ENTRIES SHOWN
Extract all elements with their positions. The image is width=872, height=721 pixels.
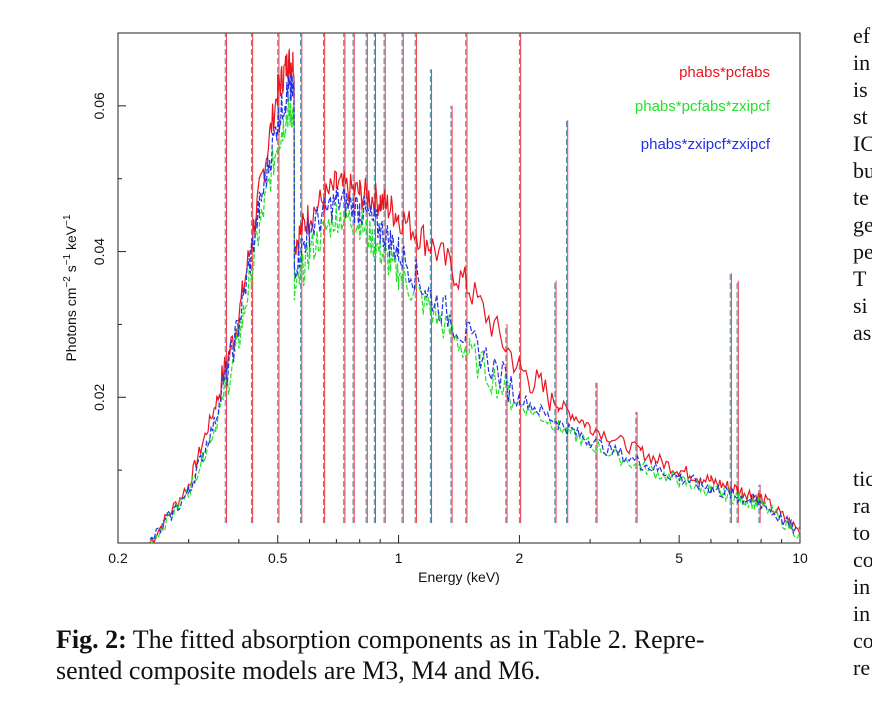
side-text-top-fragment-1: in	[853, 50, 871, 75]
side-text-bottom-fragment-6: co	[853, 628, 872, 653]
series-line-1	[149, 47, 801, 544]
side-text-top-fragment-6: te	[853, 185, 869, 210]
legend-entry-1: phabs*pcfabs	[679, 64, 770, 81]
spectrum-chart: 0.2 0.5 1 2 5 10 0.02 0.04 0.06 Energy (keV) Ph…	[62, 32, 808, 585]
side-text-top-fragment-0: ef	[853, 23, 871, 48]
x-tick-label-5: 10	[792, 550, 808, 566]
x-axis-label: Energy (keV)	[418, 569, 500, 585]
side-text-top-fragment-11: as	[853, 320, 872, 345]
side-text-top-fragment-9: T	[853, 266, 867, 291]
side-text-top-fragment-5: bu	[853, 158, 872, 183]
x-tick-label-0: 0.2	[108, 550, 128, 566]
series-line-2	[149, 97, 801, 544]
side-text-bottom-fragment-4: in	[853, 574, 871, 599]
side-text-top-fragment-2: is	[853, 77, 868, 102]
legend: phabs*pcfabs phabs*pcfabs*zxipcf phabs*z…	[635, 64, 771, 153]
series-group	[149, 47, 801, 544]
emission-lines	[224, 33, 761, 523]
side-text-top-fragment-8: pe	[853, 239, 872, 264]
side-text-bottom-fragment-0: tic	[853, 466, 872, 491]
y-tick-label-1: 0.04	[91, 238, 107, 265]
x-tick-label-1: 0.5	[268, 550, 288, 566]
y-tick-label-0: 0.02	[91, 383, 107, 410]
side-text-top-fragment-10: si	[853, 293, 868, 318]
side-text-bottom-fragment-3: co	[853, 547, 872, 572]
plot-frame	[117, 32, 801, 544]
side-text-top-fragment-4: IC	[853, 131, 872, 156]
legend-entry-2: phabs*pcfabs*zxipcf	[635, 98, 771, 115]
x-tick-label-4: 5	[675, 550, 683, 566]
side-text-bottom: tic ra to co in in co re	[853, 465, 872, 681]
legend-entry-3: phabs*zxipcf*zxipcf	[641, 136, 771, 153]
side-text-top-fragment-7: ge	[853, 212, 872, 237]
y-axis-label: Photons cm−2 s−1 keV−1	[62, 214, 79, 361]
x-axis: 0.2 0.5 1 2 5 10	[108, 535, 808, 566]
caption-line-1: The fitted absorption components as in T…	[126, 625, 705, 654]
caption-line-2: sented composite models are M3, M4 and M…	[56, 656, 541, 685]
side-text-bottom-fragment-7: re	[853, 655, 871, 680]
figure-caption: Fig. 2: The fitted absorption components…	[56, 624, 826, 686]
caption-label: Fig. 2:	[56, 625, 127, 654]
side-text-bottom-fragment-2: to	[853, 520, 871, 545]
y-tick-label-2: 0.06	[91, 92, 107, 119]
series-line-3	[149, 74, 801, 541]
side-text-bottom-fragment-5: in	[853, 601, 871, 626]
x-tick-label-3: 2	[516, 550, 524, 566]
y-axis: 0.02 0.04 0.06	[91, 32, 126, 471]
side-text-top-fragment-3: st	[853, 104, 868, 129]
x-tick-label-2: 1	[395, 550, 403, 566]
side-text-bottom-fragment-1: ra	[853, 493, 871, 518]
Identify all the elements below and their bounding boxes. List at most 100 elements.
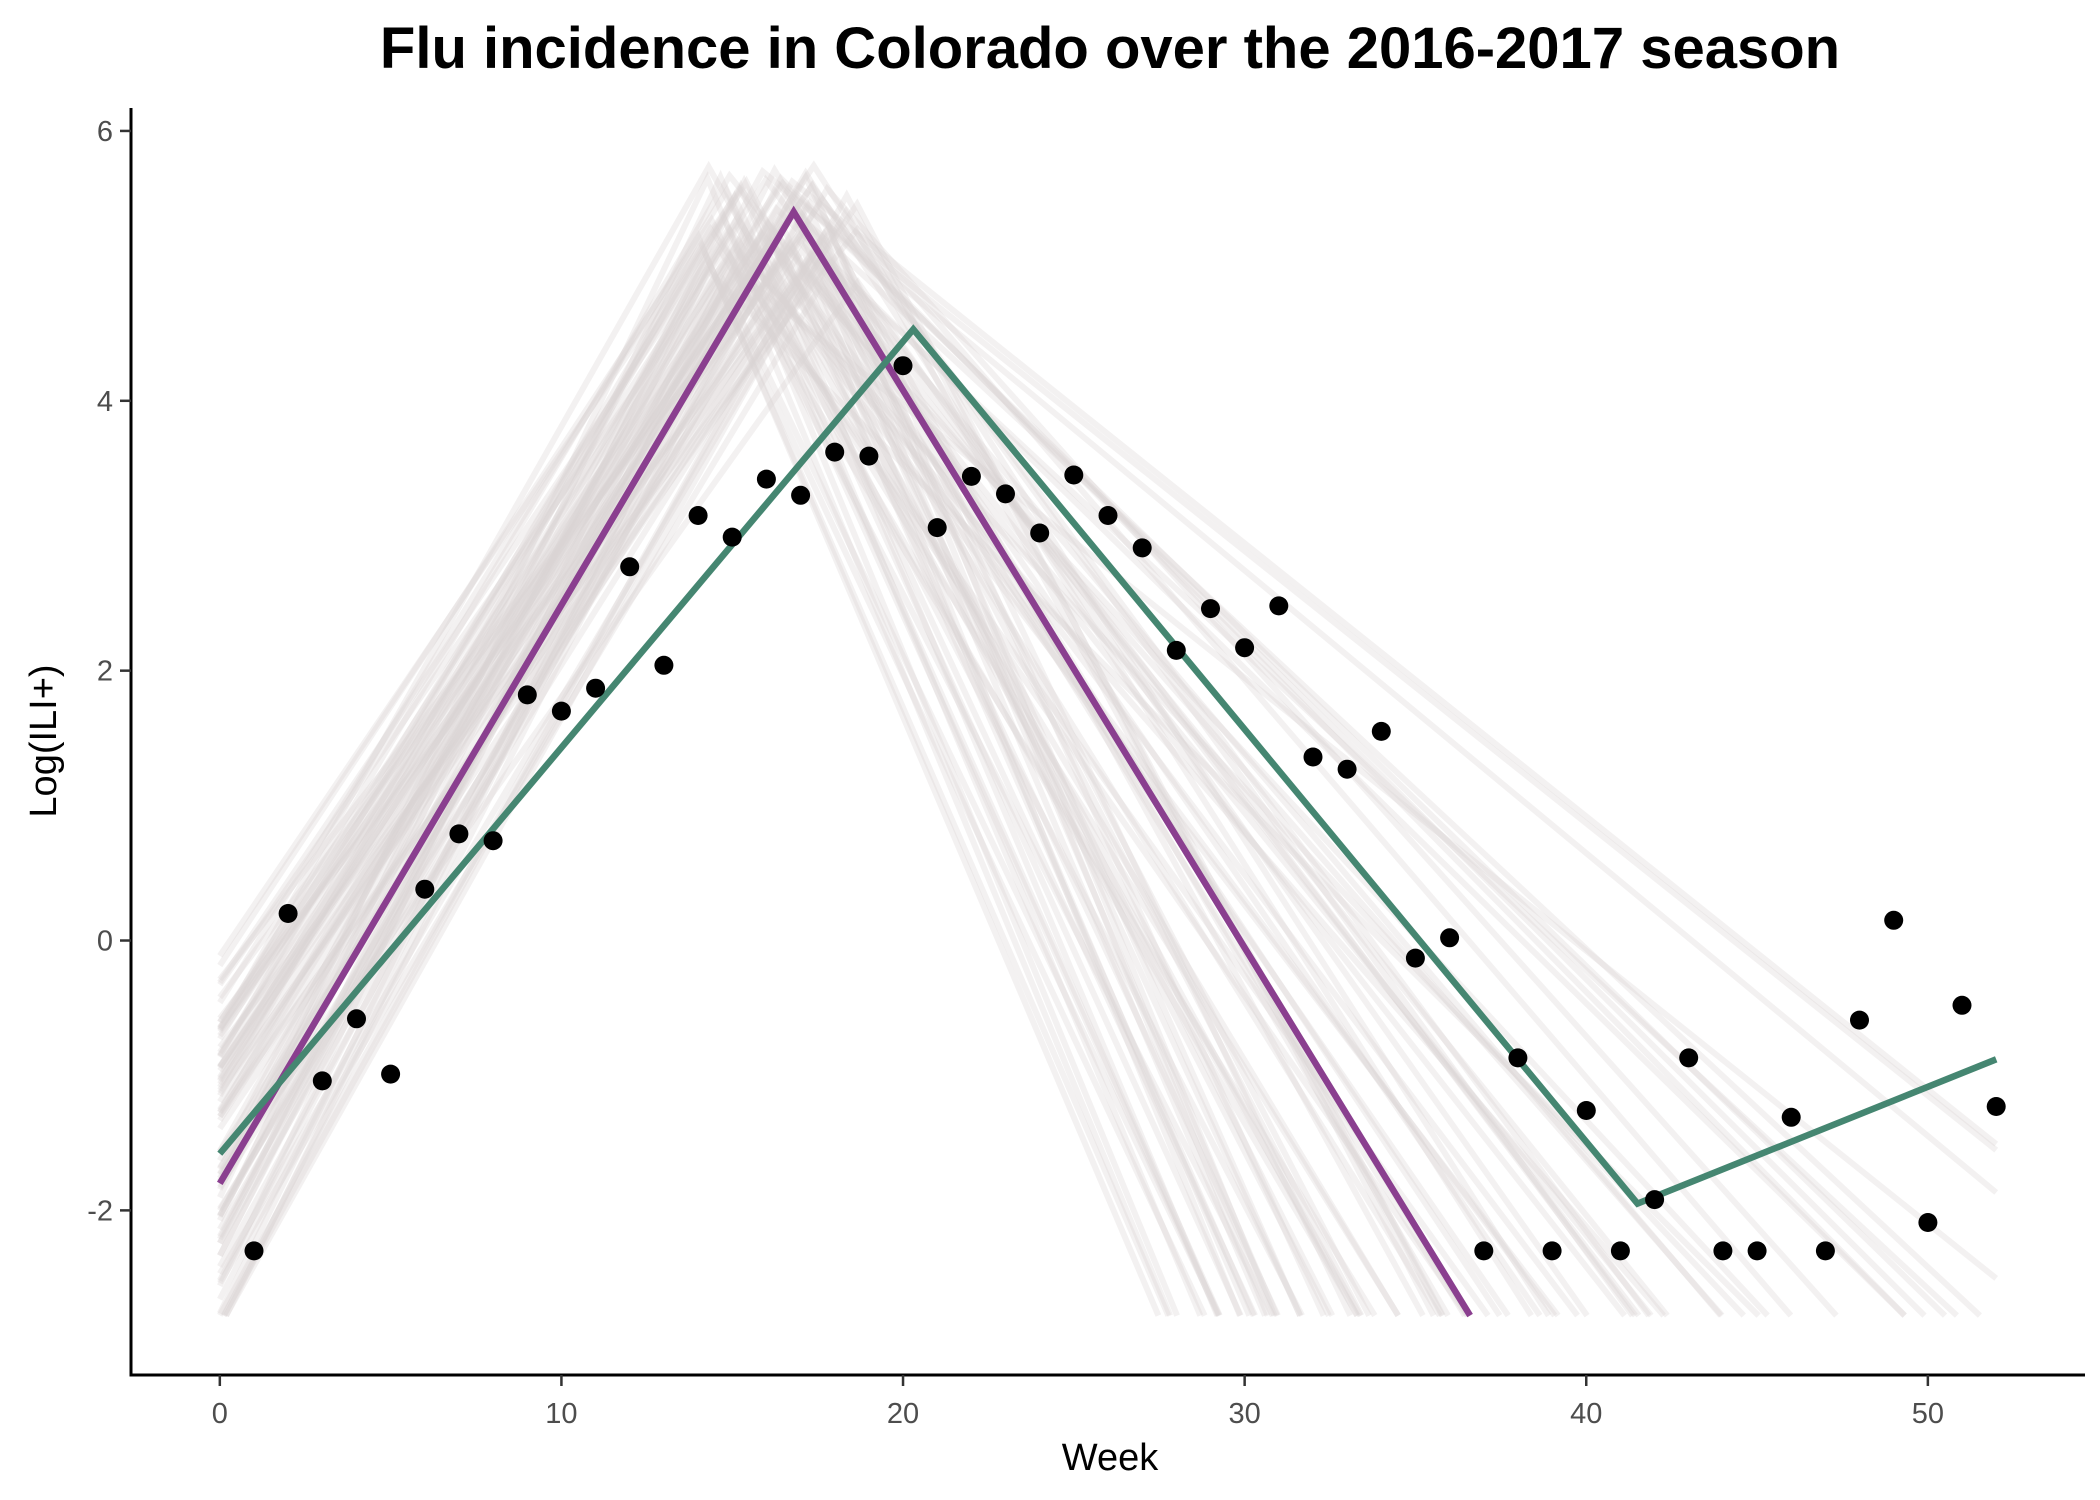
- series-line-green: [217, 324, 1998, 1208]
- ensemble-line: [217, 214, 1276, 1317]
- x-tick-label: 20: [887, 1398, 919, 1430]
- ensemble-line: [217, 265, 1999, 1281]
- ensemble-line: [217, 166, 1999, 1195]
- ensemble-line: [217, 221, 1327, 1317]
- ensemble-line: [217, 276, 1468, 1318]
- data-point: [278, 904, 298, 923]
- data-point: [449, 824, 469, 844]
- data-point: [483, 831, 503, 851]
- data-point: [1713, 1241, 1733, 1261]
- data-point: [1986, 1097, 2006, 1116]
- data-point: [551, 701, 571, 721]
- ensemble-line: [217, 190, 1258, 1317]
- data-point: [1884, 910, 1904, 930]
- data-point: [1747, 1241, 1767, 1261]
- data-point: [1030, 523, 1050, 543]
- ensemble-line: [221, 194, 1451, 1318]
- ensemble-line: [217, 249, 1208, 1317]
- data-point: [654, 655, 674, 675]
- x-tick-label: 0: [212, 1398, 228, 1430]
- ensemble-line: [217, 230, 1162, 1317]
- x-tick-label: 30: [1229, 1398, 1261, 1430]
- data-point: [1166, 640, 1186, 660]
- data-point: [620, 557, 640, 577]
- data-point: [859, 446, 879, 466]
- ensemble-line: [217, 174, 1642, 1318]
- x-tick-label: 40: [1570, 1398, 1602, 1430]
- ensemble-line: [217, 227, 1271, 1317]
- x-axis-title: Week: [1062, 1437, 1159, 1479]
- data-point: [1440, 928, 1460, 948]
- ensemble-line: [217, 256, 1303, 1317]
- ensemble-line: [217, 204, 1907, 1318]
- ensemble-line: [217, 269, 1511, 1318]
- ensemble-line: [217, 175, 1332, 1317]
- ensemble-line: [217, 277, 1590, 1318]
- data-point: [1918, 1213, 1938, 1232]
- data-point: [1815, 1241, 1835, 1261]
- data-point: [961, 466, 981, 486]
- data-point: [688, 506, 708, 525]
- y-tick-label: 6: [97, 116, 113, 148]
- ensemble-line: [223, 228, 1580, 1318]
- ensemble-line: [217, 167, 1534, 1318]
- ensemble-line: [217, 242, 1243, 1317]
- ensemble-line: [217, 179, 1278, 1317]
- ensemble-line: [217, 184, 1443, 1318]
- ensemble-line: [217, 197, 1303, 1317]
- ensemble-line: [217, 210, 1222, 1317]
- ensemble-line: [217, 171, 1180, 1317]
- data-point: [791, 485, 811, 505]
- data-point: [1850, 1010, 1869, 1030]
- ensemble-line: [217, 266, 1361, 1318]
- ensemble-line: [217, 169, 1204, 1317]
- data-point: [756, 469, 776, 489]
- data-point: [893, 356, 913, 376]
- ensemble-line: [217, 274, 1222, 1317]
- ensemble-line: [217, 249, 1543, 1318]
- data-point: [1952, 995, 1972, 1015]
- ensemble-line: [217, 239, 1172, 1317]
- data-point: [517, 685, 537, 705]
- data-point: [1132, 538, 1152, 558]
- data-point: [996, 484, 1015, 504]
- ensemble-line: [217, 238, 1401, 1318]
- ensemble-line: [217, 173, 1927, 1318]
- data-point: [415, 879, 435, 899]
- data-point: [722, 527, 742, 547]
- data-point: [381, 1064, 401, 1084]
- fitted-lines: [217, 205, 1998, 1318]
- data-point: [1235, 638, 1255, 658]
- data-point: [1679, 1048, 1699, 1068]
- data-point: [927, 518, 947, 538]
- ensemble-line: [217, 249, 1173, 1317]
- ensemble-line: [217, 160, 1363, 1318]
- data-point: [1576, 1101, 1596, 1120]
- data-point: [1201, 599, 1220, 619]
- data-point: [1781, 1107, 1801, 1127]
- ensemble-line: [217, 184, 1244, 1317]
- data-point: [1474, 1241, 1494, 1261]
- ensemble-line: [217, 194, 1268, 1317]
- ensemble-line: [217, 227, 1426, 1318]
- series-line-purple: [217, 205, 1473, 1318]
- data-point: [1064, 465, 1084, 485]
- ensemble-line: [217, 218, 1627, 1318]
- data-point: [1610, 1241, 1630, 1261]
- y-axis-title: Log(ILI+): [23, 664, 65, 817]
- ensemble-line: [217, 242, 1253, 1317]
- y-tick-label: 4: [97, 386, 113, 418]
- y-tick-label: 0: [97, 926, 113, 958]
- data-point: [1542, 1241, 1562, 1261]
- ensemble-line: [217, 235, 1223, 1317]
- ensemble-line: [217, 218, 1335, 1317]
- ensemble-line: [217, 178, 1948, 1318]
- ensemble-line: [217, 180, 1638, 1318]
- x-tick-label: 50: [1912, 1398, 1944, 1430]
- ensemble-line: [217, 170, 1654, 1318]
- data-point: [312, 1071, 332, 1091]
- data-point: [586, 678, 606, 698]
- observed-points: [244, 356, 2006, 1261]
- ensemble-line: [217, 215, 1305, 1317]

GIVEN TASK
Please reproduce the lines from the one containing "50, 871, 75]" through the one containing "64, 770, 81]", inclusive, substituting "legend-item-1" for "legend-entry-1" and leaving everything else unchanged. Give only those lines.

REPLY TO THE TASK
side-text-top-fragment-1: in	[853, 50, 871, 75]
side-text-bottom-fragment-6: co	[853, 628, 872, 653]
series-line-1	[149, 47, 801, 544]
side-text-top-fragment-6: te	[853, 185, 869, 210]
legend-item-1: phabs*pcfabs	[679, 64, 770, 81]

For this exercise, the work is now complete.